[Stored data entries]
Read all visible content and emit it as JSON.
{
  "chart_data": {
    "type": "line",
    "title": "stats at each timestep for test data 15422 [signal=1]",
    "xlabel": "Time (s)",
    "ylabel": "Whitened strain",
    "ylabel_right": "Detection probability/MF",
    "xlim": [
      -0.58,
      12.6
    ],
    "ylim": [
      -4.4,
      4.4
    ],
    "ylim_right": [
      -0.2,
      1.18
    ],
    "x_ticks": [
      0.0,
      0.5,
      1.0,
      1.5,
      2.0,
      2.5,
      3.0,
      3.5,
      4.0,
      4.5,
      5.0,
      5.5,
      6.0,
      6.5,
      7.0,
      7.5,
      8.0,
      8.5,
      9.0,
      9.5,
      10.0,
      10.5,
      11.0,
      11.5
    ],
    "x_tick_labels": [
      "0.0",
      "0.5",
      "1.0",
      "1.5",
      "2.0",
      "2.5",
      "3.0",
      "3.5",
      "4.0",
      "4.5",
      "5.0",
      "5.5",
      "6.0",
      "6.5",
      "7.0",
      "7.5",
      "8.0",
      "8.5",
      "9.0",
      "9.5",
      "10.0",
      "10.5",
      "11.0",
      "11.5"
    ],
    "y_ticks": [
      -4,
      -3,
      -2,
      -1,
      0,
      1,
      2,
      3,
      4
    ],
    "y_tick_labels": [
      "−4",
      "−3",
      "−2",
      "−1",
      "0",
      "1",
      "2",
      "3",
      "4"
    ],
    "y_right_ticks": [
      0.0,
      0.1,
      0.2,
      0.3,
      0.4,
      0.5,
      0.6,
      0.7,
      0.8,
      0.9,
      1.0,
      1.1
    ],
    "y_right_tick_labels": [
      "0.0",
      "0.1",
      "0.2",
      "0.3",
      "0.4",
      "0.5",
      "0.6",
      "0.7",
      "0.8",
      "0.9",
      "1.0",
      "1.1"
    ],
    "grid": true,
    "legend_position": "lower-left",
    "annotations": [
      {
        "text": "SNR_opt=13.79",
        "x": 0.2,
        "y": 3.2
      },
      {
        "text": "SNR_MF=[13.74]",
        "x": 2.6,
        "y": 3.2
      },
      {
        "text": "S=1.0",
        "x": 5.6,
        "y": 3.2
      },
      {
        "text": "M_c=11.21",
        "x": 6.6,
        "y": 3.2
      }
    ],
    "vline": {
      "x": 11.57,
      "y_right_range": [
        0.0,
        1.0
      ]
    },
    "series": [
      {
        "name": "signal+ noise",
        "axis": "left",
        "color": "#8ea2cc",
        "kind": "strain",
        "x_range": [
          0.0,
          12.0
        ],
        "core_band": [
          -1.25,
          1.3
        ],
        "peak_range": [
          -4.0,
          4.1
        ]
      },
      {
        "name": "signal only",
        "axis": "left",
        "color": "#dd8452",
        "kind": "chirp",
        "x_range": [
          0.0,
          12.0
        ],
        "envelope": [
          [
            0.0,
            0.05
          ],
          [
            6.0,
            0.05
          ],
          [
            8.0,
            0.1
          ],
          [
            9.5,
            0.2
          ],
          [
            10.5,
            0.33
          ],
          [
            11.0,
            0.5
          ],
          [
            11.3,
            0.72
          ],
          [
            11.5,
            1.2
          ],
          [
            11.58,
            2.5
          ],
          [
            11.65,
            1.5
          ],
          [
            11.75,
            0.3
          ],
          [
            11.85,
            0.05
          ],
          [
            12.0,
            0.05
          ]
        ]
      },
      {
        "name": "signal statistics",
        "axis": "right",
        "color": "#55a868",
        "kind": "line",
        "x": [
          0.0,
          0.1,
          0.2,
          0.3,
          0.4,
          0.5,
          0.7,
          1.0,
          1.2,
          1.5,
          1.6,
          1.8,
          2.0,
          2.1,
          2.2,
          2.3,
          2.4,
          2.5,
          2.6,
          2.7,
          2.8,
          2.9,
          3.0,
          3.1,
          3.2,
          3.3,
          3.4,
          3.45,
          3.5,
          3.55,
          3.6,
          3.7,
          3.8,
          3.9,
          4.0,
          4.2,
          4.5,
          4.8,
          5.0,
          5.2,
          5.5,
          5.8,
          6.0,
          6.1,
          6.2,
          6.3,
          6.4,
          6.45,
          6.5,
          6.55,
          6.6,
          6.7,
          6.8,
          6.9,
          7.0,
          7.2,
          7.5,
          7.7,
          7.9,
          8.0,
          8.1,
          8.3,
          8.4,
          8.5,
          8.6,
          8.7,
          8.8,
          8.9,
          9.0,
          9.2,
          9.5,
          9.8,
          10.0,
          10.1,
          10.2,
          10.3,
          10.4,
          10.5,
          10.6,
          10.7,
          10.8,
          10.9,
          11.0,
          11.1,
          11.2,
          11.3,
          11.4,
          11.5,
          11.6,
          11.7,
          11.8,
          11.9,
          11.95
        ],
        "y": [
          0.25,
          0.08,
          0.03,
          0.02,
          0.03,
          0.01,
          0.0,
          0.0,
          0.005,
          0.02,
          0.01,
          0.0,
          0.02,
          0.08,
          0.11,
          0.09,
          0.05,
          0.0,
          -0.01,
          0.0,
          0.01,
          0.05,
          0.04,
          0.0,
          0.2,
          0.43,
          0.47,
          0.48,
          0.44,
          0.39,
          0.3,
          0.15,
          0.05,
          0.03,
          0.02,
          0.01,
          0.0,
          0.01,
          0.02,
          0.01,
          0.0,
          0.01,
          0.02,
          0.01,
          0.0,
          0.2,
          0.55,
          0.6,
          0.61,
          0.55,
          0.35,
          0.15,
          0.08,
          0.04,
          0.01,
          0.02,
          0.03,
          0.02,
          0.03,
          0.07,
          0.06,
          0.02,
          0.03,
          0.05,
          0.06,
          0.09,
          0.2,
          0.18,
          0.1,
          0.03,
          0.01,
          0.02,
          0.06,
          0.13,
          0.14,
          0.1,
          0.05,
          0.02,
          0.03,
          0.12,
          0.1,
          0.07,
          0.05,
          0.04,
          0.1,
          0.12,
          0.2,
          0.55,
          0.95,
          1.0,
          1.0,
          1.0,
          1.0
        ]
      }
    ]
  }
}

▶ _PROBLEM DESCRIPTION_
Write out every line of the preceding listing that contains "name".

▶ _RESPONSE TO THIS EXERCISE_
        "name": "signal+ noise",
        "name": "signal only",
        "name": "signal statistics",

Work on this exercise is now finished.